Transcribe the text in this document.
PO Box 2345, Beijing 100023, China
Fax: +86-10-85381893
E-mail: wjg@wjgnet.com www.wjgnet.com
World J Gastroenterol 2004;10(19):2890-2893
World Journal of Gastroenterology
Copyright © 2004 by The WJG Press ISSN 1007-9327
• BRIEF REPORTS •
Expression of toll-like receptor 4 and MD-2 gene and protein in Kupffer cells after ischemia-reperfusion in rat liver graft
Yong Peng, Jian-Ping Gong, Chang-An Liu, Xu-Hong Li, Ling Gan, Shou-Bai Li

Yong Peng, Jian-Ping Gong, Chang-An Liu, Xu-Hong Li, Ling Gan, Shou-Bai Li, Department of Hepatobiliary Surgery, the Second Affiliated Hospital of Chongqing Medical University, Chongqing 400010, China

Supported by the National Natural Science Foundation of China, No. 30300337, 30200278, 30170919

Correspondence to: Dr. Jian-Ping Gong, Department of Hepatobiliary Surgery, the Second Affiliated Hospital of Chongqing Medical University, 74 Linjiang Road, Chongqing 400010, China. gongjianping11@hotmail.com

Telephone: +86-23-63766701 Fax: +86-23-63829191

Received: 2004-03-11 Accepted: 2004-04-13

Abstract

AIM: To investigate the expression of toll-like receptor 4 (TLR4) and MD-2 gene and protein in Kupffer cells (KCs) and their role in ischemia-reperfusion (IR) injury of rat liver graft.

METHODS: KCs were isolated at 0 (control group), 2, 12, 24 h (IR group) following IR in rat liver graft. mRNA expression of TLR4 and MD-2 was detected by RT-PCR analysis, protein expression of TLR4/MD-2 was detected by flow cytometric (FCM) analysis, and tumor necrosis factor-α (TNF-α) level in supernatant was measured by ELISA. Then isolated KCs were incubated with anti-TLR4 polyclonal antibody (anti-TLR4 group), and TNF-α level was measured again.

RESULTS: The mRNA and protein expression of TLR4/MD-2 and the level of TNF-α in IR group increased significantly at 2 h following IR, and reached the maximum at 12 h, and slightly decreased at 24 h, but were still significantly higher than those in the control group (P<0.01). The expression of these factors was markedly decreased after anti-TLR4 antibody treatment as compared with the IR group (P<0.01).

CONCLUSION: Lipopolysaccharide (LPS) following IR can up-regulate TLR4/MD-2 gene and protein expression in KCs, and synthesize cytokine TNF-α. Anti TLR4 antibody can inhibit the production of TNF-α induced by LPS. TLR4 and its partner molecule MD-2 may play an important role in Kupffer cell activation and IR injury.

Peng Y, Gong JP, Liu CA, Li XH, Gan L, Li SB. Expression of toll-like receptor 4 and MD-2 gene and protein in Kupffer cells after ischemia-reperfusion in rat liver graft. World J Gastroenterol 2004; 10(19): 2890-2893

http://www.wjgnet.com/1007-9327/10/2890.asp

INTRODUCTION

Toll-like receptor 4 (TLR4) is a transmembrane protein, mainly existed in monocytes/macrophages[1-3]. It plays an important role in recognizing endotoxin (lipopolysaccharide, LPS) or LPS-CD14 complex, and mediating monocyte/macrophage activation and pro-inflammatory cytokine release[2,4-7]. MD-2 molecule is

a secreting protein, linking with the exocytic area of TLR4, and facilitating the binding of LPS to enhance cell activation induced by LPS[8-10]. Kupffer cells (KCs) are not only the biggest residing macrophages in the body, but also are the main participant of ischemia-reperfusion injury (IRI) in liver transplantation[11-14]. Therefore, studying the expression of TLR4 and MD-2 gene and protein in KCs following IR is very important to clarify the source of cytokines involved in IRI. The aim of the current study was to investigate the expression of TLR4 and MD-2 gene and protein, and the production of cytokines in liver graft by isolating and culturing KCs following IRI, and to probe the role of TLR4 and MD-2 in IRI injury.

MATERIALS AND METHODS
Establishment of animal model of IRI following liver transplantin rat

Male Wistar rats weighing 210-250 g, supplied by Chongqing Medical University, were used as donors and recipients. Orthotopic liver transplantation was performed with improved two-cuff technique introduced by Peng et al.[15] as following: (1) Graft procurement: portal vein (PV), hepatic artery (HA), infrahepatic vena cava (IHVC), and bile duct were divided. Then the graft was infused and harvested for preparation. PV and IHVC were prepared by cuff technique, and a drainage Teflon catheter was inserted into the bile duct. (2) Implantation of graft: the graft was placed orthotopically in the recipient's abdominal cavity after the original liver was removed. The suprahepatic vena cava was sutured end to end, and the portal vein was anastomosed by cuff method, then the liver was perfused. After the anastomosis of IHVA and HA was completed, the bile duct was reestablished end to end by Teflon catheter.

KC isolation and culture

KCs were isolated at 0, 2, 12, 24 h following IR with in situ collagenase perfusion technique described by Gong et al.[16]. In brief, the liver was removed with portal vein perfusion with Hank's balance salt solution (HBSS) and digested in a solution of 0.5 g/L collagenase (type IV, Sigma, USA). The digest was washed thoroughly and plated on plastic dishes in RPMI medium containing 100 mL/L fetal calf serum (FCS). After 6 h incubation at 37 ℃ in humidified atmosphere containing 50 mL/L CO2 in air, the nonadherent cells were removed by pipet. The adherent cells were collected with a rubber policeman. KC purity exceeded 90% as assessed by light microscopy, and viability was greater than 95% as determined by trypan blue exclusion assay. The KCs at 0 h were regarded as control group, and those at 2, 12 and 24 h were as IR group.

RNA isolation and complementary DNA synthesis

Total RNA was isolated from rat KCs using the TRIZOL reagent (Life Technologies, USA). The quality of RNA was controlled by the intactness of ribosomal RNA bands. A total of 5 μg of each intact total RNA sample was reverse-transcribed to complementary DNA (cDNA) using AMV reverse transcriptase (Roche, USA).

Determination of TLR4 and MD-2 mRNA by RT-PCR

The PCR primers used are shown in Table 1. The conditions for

Work item>
A verbatim copy of the listing is to be returned in full.

Solution to the problem>
Transcribe the text in this document.
PO Box 2345, Beijing 100023, China
Fax: +86-10-85381893
E-mail: wjg@wjgnet.com www.wjgnet.com
World J Gastroenterol 2004;10(19):2890-2893
World Journal of Gastroenterology
Copyright © 2004 by The WJG Press ISSN 1007-9327
• BRIEF REPORTS •
Expression of toll-like receptor 4 and MD-2 gene and protein in Kupffer cells after ischemia-reperfusion in rat liver graft
Yong Peng, Jian-Ping Gong, Chang-An Liu, Xu-Hong Li, Ling Gan, Shou-Bai Li

Yong Peng, Jian-Ping Gong, Chang-An Liu, Xu-Hong Li, Ling Gan, Shou-Bai Li, Department of Hepatobiliary Surgery, the Second Affiliated Hospital of Chongqing Medical University, Chongqing 400010, China

Supported by the National Natural Science Foundation of China, No. 30300337, 30200278, 30170919

Correspondence to: Dr. Jian-Ping Gong, Department of Hepatobiliary Surgery, the Second Affiliated Hospital of Chongqing Medical University, 74 Linjiang Road, Chongqing 400010, China. gongjianping11@hotmail.com

Telephone: +86-23-63766701 Fax: +86-23-63829191

Received: 2004-03-11 Accepted: 2004-04-13

Abstract

AIM: To investigate the expression of toll-like receptor 4 (TLR4) and MD-2 gene and protein in Kupffer cells (KCs) and their role in ischemia-reperfusion (IR) injury of rat liver graft.

METHODS: KCs were isolated at 0 (control group), 2, 12, 24 h (IR group) following IR in rat liver graft. mRNA expression of TLR4 and MD-2 was detected by RT-PCR analysis, protein expression of TLR4/MD-2 was detected by flow cytometric (FCM) analysis, and tumor necrosis factor-α (TNF-α) level in supernatant was measured by ELISA. Then isolated KCs were incubated with anti-TLR4 polyclonal antibody (anti-TLR4 group), and TNF-α level was measured again.

RESULTS: The mRNA and protein expression of TLR4/MD-2 and the level of TNF-α in IR group increased significantly at 2 h following IR, and reached the maximum at 12 h, and slightly decreased at 24 h, but were still significantly higher than those in the control group (P<0.01). The expression of these factors was markedly decreased after anti-TLR4 antibody treatment as compared with the IR group (P<0.01).

CONCLUSION: Lipopolysaccharide (LPS) following IR can up-regulate TLR4/MD-2 gene and protein expression in KCs, and synthesize cytokine TNF-α. Anti TLR4 antibody can inhibit the production of TNF-α induced by LPS. TLR4 and its partner molecule MD-2 may play an important role in Kupffer cell activation and IR injury.

Peng Y, Gong JP, Liu CA, Li XH, Gan L, Li SB. Expression of toll-like receptor 4 and MD-2 gene and protein in Kupffer cells after ischemia-reperfusion in rat liver graft. World J Gastroenterol 2004; 10(19): 2890-2893

http://www.wjgnet.com/1007-9327/10/2890.asp

INTRODUCTION

Toll-like receptor 4 (TLR4) is a transmembrane protein, mainly existed in monocytes/macrophages[1-3]. It plays an important role in recognizing endotoxin (lipopolysaccharide, LPS) or LPS-CD14 complex, and mediating monocyte/macrophage activation and pro-inflammatory cytokine release[2,4-7]. MD-2 molecule is

a secreting protein, linking with the exocytic area of TLR4, and facilitating the binding of LPS to enhance cell activation induced by LPS[8-10]. Kupffer cells (KCs) are not only the biggest residing macrophages in the body, but also are the main participant of ischemia-reperfusion injury (IRI) in liver transplantation[11-14]. Therefore, studying the expression of TLR4 and MD-2 gene and protein in KCs following IR is very important to clarify the source of cytokines involved in IRI. The aim of the current study was to investigate the expression of TLR4 and MD-2 gene and protein, and the production of cytokines in liver graft by isolating and culturing KCs following IRI, and to probe the role of TLR4 and MD-2 in IRI injury.

MATERIALS AND METHODS
Establishment of animal model of IRI following liver transplantin rat

Male Wistar rats weighing 210-250 g, supplied by Chongqing Medical University, were used as donors and recipients. Orthotopic liver transplantation was performed with improved two-cuff technique introduced by Peng et al.[15] as following: (1) Graft procurement: portal vein (PV), hepatic artery (HA), infrahepatic vena cava (IHVC), and bile duct were divided. Then the graft was infused and harvested for preparation. PV and IHVC were prepared by cuff technique, and a drainage Teflon catheter was inserted into the bile duct. (2) Implantation of graft: the graft was placed orthotopically in the recipient's abdominal cavity after the original liver was removed. The suprahepatic vena cava was sutured end to end, and the portal vein was anastomosed by cuff method, then the liver was perfused. After the anastomosis of IHVA and HA was completed, the bile duct was reestablished end to end by Teflon catheter.

KC isolation and culture

KCs were isolated at 0, 2, 12, 24 h following IR with in situ collagenase perfusion technique described by Gong et al.[16]. In brief, the liver was removed with portal vein perfusion with Hank's balance salt solution (HBSS) and digested in a solution of 0.5 g/L collagenase (type IV, Sigma, USA). The digest was washed thoroughly and plated on plastic dishes in RPMI medium containing 100 mL/L fetal calf serum (FCS). After 6 h incubation at 37 ℃ in humidified atmosphere containing 50 mL/L CO2 in air, the nonadherent cells were removed by pipet. The adherent cells were collected with a rubber policeman. KC purity exceeded 90% as assessed by light microscopy, and viability was greater than 95% as determined by trypan blue exclusion assay. The KCs at 0 h were regarded as control group, and those at 2, 12 and 24 h were as IR group.

RNA isolation and complementary DNA synthesis

Total RNA was isolated from rat KCs using the TRIZOL reagent (Life Technologies, USA). The quality of RNA was controlled by the intactness of ribosomal RNA bands. A total of 5 μg of each intact total RNA sample was reverse-transcribed to complementary DNA (cDNA) using AMV reverse transcriptase (Roche, USA).

Determination of TLR4 and MD-2 mRNA by RT-PCR

The PCR primers used are shown in Table 1. The conditions for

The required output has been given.